━━━━━ Stored rows ━━━━━

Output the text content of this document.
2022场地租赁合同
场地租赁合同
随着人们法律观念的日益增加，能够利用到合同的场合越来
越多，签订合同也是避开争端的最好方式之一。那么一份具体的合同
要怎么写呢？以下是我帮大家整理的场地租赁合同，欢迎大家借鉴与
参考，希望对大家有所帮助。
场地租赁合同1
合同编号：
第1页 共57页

━━━━━

All of the entries should be written out again exactly.

Output for this exercise |
Output the text content of this document.
2022场地租赁合同
场地租赁合同
随着人们法律观念的日益增加，能够利用到合同的场合越来
越多，签订合同也是避开争端的最好方式之一。那么一份具体的合同
要怎么写呢？以下是我帮大家整理的场地租赁合同，欢迎大家借鉴与
参考，希望对大家有所帮助。
场地租赁合同1
合同编号：
第1页 共57页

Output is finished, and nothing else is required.